(Extracted records)
#####
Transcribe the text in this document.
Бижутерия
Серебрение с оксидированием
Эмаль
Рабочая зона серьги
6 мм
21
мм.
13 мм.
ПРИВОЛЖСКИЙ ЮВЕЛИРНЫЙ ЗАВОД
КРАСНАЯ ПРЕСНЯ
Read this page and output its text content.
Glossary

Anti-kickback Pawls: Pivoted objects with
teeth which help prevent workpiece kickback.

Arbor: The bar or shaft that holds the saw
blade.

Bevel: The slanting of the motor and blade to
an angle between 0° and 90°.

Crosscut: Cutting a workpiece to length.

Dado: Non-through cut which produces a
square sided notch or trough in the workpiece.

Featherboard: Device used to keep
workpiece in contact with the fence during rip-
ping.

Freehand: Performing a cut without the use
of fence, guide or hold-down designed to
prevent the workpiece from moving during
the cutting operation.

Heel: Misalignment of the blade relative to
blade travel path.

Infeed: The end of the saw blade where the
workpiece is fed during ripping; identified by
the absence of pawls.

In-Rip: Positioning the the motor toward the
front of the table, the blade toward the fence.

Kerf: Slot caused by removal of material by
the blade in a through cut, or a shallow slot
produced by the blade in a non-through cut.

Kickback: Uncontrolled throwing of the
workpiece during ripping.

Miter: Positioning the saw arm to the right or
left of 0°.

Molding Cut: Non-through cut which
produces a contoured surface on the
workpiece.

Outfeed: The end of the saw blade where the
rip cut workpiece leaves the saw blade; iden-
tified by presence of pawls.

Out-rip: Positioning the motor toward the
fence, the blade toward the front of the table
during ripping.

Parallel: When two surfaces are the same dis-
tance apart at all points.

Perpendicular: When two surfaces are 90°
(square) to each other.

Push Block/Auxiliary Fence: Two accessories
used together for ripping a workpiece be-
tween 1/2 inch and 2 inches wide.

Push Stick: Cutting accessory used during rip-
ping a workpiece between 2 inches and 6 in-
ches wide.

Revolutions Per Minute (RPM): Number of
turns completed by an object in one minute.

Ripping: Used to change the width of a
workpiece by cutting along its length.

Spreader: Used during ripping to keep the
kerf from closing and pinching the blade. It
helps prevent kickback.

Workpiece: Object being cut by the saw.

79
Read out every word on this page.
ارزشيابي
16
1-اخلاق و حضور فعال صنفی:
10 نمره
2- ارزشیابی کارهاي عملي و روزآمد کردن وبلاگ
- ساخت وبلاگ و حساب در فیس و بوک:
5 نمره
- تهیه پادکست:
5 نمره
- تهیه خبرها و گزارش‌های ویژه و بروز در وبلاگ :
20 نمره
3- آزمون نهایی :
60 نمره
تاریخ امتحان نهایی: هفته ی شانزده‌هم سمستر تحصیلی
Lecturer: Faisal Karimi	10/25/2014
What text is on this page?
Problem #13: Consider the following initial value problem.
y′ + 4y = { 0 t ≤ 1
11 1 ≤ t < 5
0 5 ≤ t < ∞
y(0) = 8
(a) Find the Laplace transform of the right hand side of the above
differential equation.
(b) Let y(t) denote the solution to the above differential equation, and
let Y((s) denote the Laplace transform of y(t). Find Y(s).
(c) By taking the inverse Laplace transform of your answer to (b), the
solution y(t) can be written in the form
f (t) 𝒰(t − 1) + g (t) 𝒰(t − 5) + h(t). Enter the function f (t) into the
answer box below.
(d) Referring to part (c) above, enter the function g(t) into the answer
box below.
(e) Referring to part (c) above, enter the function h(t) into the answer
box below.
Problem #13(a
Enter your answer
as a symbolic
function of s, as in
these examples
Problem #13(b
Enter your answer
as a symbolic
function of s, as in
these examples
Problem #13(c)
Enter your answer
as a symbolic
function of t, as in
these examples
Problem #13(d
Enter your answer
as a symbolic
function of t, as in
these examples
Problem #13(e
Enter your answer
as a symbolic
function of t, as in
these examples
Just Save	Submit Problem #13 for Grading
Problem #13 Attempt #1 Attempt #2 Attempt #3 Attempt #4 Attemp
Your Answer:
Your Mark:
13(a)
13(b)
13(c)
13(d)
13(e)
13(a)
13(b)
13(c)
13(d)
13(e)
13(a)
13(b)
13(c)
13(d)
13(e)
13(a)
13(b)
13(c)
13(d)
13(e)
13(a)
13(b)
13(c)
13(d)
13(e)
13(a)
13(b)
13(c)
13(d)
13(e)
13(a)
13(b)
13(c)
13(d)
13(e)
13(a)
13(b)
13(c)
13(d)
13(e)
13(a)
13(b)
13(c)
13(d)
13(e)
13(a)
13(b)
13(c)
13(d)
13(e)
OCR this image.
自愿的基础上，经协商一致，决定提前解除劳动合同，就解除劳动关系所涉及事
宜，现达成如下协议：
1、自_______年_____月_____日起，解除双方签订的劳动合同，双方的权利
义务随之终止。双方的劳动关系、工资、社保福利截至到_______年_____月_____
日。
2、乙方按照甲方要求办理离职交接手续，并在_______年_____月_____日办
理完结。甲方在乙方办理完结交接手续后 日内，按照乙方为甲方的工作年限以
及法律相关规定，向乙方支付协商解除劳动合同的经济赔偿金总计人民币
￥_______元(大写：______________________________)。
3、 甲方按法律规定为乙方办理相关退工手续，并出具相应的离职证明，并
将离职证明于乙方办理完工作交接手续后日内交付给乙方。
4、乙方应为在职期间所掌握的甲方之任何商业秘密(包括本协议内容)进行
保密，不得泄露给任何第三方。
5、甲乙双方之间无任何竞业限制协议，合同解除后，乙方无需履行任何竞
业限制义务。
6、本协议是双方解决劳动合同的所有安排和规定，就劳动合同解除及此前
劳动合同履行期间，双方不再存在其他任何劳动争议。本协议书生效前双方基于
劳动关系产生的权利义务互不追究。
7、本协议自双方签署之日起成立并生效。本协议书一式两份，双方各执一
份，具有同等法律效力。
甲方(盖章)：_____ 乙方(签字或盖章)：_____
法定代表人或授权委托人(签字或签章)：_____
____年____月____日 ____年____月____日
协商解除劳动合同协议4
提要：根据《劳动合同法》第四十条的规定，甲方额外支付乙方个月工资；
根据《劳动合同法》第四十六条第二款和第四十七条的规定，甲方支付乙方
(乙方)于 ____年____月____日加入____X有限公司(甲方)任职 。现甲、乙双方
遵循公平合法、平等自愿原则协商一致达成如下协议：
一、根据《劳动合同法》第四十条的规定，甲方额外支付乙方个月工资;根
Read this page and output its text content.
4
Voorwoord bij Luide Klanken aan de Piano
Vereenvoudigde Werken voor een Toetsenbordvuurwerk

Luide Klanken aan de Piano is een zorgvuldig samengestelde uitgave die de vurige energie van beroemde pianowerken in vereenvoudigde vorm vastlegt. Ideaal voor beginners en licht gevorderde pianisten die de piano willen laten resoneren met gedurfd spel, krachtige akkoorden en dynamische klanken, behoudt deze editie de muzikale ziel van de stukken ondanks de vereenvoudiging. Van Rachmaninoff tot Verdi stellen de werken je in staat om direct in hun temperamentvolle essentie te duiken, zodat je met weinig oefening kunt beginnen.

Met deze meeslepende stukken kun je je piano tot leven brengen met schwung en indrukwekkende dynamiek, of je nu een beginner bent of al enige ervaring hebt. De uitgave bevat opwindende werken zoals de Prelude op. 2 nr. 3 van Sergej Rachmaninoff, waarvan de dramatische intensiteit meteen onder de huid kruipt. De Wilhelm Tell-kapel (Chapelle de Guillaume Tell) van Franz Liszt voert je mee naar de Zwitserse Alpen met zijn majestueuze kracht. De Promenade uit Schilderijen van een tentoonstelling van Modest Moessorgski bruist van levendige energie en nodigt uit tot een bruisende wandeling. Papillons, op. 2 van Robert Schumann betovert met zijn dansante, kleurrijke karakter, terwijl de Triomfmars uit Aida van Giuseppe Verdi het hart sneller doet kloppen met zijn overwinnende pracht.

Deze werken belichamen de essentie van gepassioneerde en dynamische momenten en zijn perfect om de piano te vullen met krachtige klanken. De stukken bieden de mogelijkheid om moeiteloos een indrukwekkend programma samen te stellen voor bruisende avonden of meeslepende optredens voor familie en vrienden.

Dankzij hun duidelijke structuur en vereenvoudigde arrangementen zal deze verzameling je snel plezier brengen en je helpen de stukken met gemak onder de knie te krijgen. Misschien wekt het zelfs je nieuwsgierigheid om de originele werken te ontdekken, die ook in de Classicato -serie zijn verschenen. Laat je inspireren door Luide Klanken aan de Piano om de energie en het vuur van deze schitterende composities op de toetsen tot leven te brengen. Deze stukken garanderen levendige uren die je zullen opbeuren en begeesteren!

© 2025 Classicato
#####
=== What is required ===
Identify the lines of the data that contain the word "table". Copy each of them.

=== Result of this task ===
front of the table, the blade toward the fence.
fence, the blade toward the front of the table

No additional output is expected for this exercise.